* BEGIN *

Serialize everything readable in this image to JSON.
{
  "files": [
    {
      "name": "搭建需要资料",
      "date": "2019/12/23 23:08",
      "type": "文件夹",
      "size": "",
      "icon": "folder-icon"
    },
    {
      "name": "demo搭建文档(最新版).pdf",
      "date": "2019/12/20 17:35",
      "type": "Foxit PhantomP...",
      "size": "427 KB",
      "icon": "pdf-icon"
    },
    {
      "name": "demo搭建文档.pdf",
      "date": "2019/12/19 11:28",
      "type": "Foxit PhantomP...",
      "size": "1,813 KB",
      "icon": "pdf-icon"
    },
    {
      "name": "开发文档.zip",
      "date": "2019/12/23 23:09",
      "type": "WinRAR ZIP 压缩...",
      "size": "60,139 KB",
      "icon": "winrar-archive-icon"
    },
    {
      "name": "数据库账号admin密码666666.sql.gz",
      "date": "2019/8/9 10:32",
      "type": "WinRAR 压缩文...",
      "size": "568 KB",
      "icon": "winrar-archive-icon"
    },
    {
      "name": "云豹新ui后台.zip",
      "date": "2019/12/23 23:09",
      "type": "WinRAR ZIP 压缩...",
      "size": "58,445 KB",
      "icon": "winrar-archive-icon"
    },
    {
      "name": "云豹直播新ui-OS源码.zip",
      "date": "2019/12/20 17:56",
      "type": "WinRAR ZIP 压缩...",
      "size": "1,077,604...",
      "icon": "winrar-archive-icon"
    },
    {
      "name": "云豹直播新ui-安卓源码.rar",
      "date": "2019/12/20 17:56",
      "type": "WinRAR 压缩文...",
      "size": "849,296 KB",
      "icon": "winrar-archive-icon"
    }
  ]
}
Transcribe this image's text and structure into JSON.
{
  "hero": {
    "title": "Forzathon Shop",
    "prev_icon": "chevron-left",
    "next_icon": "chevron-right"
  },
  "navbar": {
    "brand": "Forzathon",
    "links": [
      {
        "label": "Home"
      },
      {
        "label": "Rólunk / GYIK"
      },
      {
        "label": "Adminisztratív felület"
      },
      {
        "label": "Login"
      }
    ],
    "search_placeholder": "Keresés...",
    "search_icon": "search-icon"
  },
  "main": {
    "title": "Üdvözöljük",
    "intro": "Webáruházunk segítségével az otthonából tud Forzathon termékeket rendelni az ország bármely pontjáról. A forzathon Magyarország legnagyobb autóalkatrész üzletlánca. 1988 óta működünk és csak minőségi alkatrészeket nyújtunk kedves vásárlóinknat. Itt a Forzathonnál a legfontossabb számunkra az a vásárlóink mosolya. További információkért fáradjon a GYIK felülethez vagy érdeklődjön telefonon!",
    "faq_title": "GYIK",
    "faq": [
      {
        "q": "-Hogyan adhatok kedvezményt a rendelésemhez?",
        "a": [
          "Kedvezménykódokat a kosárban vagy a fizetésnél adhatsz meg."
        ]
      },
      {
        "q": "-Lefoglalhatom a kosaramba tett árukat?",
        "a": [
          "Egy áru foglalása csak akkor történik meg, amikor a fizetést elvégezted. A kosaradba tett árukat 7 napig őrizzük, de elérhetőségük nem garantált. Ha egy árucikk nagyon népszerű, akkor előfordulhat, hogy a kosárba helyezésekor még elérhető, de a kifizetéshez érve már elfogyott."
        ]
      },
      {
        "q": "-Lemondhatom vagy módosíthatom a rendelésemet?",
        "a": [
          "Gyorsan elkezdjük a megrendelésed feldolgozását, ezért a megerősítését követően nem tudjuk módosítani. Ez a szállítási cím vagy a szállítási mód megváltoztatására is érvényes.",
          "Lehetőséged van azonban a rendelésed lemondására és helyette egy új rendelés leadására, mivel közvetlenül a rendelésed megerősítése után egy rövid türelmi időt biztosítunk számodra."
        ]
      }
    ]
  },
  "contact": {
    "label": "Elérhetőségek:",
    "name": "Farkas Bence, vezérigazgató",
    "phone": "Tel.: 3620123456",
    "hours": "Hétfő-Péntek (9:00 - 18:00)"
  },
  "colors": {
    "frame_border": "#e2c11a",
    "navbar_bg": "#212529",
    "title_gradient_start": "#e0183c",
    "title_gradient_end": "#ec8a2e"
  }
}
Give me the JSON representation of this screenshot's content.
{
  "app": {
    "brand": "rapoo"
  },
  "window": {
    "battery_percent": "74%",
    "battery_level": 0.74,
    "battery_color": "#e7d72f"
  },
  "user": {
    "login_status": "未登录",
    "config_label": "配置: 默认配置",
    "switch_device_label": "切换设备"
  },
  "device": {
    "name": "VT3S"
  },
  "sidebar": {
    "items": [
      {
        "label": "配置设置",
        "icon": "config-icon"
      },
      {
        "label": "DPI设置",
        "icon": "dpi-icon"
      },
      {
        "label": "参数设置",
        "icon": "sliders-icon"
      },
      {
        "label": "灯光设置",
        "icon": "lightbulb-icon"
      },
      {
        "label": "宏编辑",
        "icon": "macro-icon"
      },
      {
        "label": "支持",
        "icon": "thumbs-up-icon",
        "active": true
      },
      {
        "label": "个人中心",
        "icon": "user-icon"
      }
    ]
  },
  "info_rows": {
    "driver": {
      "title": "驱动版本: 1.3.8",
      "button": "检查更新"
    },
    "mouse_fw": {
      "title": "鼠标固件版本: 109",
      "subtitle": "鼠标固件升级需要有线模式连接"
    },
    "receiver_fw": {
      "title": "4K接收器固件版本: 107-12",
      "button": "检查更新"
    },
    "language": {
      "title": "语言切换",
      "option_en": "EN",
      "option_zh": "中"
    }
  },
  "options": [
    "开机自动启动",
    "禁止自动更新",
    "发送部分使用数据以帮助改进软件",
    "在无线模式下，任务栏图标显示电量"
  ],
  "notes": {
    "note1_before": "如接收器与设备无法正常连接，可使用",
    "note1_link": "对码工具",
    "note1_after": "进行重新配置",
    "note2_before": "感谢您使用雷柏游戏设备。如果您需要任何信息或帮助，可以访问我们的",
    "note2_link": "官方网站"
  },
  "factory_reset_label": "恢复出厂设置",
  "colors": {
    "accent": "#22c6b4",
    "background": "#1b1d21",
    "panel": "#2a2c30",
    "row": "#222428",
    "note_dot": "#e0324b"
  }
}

* END *

What you should do
Copy each line that holds the word "this".

Exercise answer
Serialize everything readable in this image to JSON.
Transcribe this image's text and structure into JSON.
Give me the JSON representation of this screenshot's content.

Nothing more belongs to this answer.